--- Written problem 1 ---
In the hiking journal entry below, repeat word for word the stretch from "Today was another" through "this fern grotto.".

--- Selection ---
BEGIN
Day 3: Water Water Everywhere

PCT Mile 973.4 to 990

Miles Hiked = 16.6

Today was another challenging day in the backcountry. I was up and hiking by 7:15. I started the morning with a 1000 foot climb up to Seavey Pass. On the way up I passed this cascading narrow waterfall.

And the trail passed thru this fern grotto.

There was still snow near the top.

And then I passed this lake with awesome reflections – I really like the reflection of the snowfield and the barren diagonal tree.

Shortly after Seavey Pass, the trail took a sharp turn to the left (west) and followed along a cascading creek down Kerrick Canyon for about three miles.

At the bottom, there was a large, deep, fast moving creek to cross. Rather than wading across, I used this large fallen tree.

Following the crossing I met a young man named Kazoo – he is thru-hiking the trail and had a late start in mid-May. He hikes about twenty-five mikes a day. He’ll have to keep up that pace in order to reach Canada by October 1. I wished him good luck.

After a short snack break I started my second uphill climb of the day. This one was only about 800 feet up. As I hiked up the trail, there were spots where water was running down the trail.

Following the next descent, I came to Stubblefield Creek which has a reputation of being a difficult crossing early in the season. I waded across just downstream of the path – up to my knees – easy peasy!

Just following the crossing, as I started the next climb, I passed this deer – she let me get within twenty feet!

This last climb of the day was the most difficult. It was only 1200 feet up, which isn’t that much compared to many other climbs, but I was already getting tired and therefore wasn’t moving very fast. There were nice views of the surrounding mountains.

I got to the top about 3pm and had only hiked about 11.5 miles for the day! I needed to pick up the pace! Luckily the remainder of the day’s hike was downhill and on nice smooth trails through the forest. I passed Wilma Lake which was very pretty.

And then continued down the trail for a few more miles to my intended camping spot at mile 990. I took this short video of the adjacent stream.
END
--- Written problem 2 ---
Reproduce verbatim the stretch of the records below from the line containing "bar-random bbox=[195, 271, 583, 329]" through the line containing "x-tick-label: 54.6 bbox=[293, 374, 347, 409]", including both of those lines.

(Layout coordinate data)
BEGIN
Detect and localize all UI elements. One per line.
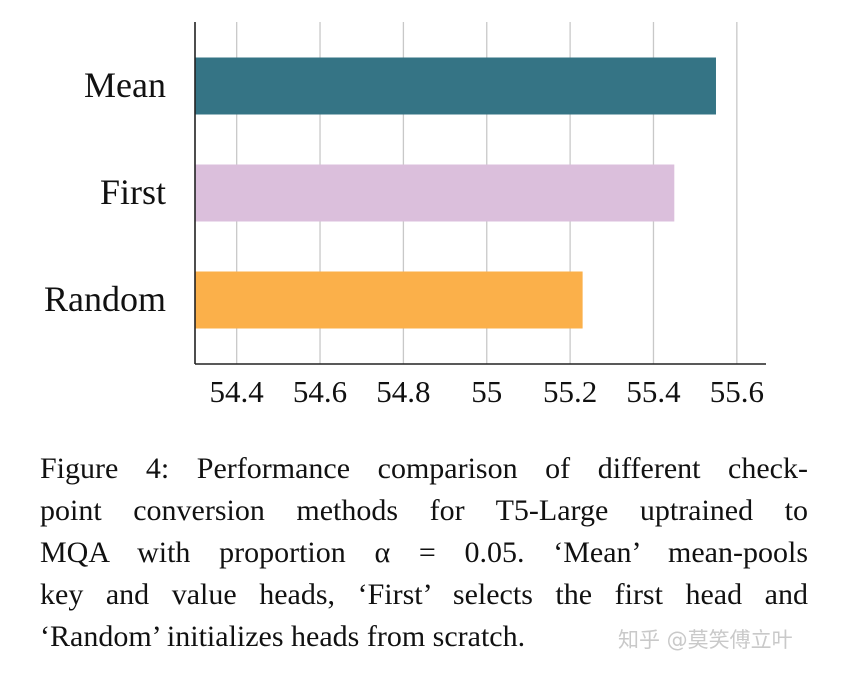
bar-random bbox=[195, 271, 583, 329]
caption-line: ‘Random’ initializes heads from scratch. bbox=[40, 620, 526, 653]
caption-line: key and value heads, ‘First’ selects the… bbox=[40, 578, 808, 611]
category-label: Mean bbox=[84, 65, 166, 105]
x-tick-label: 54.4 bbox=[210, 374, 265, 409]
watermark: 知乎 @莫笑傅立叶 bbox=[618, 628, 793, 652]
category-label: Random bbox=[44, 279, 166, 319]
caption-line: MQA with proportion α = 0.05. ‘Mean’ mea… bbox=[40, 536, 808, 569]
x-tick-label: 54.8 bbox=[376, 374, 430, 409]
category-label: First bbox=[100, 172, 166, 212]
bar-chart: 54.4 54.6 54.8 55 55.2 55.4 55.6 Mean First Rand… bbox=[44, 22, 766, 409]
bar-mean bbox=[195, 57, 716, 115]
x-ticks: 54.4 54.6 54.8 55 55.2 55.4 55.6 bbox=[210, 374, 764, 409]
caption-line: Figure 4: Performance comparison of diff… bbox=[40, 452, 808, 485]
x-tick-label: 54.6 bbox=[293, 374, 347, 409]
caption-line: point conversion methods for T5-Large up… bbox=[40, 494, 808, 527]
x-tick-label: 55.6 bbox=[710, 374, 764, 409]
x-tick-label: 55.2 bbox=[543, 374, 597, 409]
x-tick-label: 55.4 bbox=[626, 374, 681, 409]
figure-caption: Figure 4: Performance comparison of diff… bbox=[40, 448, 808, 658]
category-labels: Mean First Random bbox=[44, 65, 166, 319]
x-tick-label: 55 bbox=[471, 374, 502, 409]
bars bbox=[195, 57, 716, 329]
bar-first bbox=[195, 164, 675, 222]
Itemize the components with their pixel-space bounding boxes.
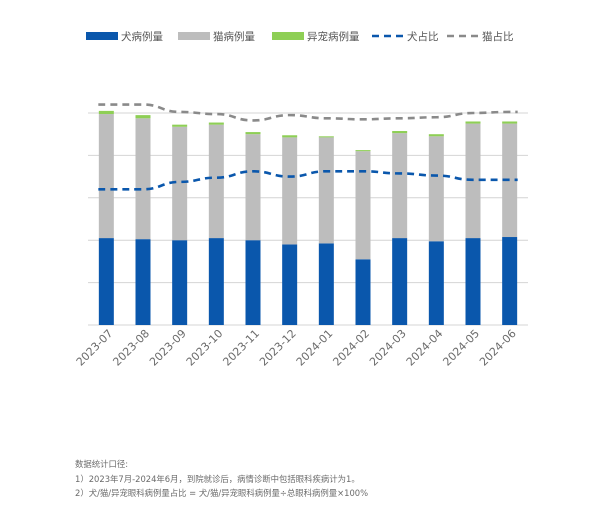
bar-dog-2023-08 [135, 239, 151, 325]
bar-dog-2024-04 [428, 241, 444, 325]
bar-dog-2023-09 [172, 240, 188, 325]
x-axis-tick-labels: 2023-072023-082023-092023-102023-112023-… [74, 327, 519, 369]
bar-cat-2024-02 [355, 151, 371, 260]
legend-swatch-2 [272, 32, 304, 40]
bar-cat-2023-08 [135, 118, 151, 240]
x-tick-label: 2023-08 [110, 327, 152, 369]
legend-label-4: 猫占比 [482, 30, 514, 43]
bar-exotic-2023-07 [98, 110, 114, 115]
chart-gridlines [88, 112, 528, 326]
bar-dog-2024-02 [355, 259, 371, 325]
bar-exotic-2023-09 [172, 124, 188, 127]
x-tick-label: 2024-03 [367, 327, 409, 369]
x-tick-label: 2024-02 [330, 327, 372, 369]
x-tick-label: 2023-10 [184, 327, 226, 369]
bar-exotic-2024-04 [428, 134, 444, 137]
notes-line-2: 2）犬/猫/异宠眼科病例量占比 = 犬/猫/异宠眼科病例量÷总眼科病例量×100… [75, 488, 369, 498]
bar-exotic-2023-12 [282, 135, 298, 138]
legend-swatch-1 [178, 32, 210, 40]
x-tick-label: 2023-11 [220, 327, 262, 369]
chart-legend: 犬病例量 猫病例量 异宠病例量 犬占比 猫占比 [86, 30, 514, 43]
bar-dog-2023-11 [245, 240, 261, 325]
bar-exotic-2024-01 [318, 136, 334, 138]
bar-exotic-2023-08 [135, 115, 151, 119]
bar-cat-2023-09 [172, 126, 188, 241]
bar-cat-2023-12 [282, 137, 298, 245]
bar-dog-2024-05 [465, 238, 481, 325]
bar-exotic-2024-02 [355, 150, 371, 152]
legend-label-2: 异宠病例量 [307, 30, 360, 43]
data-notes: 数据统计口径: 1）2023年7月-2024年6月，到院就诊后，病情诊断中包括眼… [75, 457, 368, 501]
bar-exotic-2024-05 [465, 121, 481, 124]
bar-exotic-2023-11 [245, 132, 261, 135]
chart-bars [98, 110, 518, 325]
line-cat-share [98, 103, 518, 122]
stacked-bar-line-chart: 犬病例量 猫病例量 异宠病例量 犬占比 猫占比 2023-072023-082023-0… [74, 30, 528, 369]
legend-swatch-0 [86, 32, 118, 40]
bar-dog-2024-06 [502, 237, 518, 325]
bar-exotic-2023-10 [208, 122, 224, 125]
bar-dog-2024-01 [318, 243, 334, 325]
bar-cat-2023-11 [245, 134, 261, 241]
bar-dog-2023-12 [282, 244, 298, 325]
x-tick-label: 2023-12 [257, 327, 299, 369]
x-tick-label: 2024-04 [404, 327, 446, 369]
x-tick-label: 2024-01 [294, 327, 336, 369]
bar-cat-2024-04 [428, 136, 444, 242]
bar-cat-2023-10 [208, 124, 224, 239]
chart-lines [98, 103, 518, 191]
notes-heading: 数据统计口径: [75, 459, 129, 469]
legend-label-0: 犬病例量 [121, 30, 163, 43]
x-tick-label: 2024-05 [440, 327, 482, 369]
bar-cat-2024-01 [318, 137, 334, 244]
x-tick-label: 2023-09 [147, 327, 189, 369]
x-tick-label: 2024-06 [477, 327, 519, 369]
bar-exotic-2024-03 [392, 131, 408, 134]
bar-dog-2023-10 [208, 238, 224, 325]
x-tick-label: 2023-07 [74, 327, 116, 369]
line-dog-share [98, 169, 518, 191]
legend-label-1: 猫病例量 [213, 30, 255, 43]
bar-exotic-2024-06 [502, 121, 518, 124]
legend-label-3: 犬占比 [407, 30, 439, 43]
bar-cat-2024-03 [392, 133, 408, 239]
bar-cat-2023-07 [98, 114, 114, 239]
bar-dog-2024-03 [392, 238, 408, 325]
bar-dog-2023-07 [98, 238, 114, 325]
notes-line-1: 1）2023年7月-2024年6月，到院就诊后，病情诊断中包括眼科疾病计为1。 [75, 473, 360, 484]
END
--- Worked solution 1 ---
Today was another challenging day in the backcountry. I was up and hiking by 7:15. I started the morning with a 1000 foot climb up to Seavey Pass. On the way up I passed this cascading narrow waterfall.

And the trail passed thru this fern grotto.

--- Worked solution 2 ---
bar-random bbox=[195, 271, 583, 329]
caption-line: ‘Random’ initializes heads from scratch. bbox=[40, 620, 526, 653]
caption-line: key and value heads, ‘First’ selects the… bbox=[40, 578, 808, 611]
category-label: Mean bbox=[84, 65, 166, 105]
x-tick-label: 54.4 bbox=[210, 374, 265, 409]
watermark: 知乎 @莫笑傅立叶 bbox=[618, 628, 793, 652]
category-label: Random bbox=[44, 279, 166, 319]
caption-line: MQA with proportion α = 0.05. ‘Mean’ mea… bbox=[40, 536, 808, 569]
x-tick-label: 54.8 bbox=[376, 374, 430, 409]
category-label: First bbox=[100, 172, 166, 212]
bar-chart: 54.4 54.6 54.8 55 55.2 55.4 55.6 Mean First Rand… bbox=[44, 22, 766, 409]
bar-mean bbox=[195, 57, 716, 115]
x-ticks: 54.4 54.6 54.8 55 55.2 55.4 55.6 bbox=[210, 374, 764, 409]
caption-line: Figure 4: Performance comparison of diff… bbox=[40, 452, 808, 485]
x-tick-label: 54.6 bbox=[293, 374, 347, 409]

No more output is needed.